**Exercise prompt**
Reproduce the data below in full and exclude every picture.

**Information supplied**
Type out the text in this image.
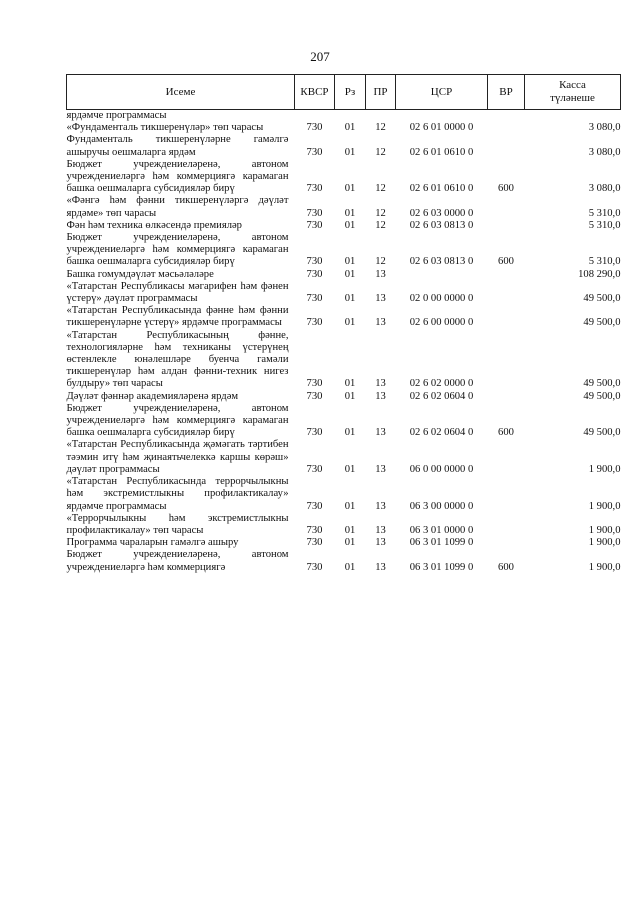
207
Исеме	КВСР	Рз	ПР	ЦСР	ВР	Касса
түләнеше
ярдәмче программасы						
«Фундаменталь тикшеренүләр» төп чарасы	730	01	12	02 6 01 0000 0		3 080,0
Фундаменталь тикшеренүләрне гамәлгә ашыручы оешмаларга ярдәм	730	01	12	02 6 01 0610 0		3 080,0
Бюджет учреждениеләренә, автоном учреждениеләргә һәм коммерциягә карамаган башка оешмаларга субсидияләр бирү	730	01	12	02 6 01 0610 0	600	3 080,0
«Фәнгә һәм фәнни тикшеренүләргә дәүләт ярдәме» төп чарасы	730	01	12	02 6 03 0000 0		5 310,0
Фән һәм техника өлкәсендә премияләр	730	01	12	02 6 03 0813 0		5 310,0
Бюджет учреждениеләренә, автоном учреждениеләргә һәм коммерциягә карамаган башка оешмаларга субсидияләр бирү	730	01	12	02 6 03 0813 0	600	5 310,0
Башка гомумдәүләт мәсьәләләре	730	01	13			108 290,0
«Татарстан Республикасы мәгарифен һәм фәнен үстерү» дәүләт программасы	730	01	13	02 0 00 0000 0		49 500,0
«Татарстан Республикасында фәнне һәм фәнни тикшеренүләрне үстерү» ярдәмче программасы	730	01	13	02 6 00 0000 0		49 500,0
«Татарстан Республикасының фәнне, технологияләрне һәм техниканы үстерүнең өстенлекле юнәлешләре буенча гамәли тикшеренүләр һәм алдан фәнни-техник нигез булдыру» төп чарасы	730	01	13	02 6 02 0000 0		49 500,0
Дәүләт фәннәр академияләренә ярдәм	730	01	13	02 6 02 0604 0		49 500,0
Бюджет учреждениеләренә, автоном учреждениеләргә һәм коммерциягә карамаган башка оешмаларга субсидияләр бирү	730	01	13	02 6 02 0604 0	600	49 500,0
«Татарстан Республикасында җәмәгать тәртибен тәэмин итү һәм җинаятьчелеккә каршы көрәш» дәүләт программасы	730	01	13	06 0 00 0000 0		1 900,0
«Татарстан Республикасында террорчылыкны һәм экстремистлыкны профилактикалау» ярдәмче программасы	730	01	13	06 3 00 0000 0		1 900,0
«Террорчылыкны һәм экстремистлыкны профилактикалау» төп чарасы	730	01	13	06 3 01 0000 0		1 900,0
Программа чараларын гамәлгә ашыру	730	01	13	06 3 01 1099 0		1 900,0
Бюджет учреждениеләренә, автоном учреждениеләргә һәм коммерциягә	730	01	13	06 3 01 1099 0	600	1 900,0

**Task output**
Type out the text in this image.
207
Исеме	КВСР	Рз	ПР	ЦСР	ВР	Касса
түләнеше
ярдәмче программасы						
«Фундаменталь тикшеренүләр» төп чарасы	730	01	12	02 6 01 0000 0		3 080,0
Фундаменталь тикшеренүләрне гамәлгә ашыручы оешмаларга ярдәм	730	01	12	02 6 01 0610 0		3 080,0
Бюджет учреждениеләренә, автоном учреждениеләргә һәм коммерциягә карамаган башка оешмаларга субсидияләр бирү	730	01	12	02 6 01 0610 0	600	3 080,0
«Фәнгә һәм фәнни тикшеренүләргә дәүләт ярдәме» төп чарасы	730	01	12	02 6 03 0000 0		5 310,0
Фән һәм техника өлкәсендә премияләр	730	01	12	02 6 03 0813 0		5 310,0
Бюджет учреждениеләренә, автоном учреждениеләргә һәм коммерциягә карамаган башка оешмаларга субсидияләр бирү	730	01	12	02 6 03 0813 0	600	5 310,0
Башка гомумдәүләт мәсьәләләре	730	01	13			108 290,0
«Татарстан Республикасы мәгарифен һәм фәнен үстерү» дәүләт программасы	730	01	13	02 0 00 0000 0		49 500,0
«Татарстан Республикасында фәнне һәм фәнни тикшеренүләрне үстерү» ярдәмче программасы	730	01	13	02 6 00 0000 0		49 500,0
«Татарстан Республикасының фәнне, технологияләрне һәм техниканы үстерүнең өстенлекле юнәлешләре буенча гамәли тикшеренүләр һәм алдан фәнни-техник нигез булдыру» төп чарасы	730	01	13	02 6 02 0000 0		49 500,0
Дәүләт фәннәр академияләренә ярдәм	730	01	13	02 6 02 0604 0		49 500,0
Бюджет учреждениеләренә, автоном учреждениеләргә һәм коммерциягә карамаган башка оешмаларга субсидияләр бирү	730	01	13	02 6 02 0604 0	600	49 500,0
«Татарстан Республикасында җәмәгать тәртибен тәэмин итү һәм җинаятьчелеккә каршы көрәш» дәүләт программасы	730	01	13	06 0 00 0000 0		1 900,0
«Татарстан Республикасында террорчылыкны һәм экстремистлыкны профилактикалау» ярдәмче программасы	730	01	13	06 3 00 0000 0		1 900,0
«Террорчылыкны һәм экстремистлыкны профилактикалау» төп чарасы	730	01	13	06 3 01 0000 0		1 900,0
Программа чараларын гамәлгә ашыру	730	01	13	06 3 01 1099 0		1 900,0
Бюджет учреждениеләренә, автоном учреждениеләргә һәм коммерциягә	730	01	13	06 3 01 1099 0	600	1 900,0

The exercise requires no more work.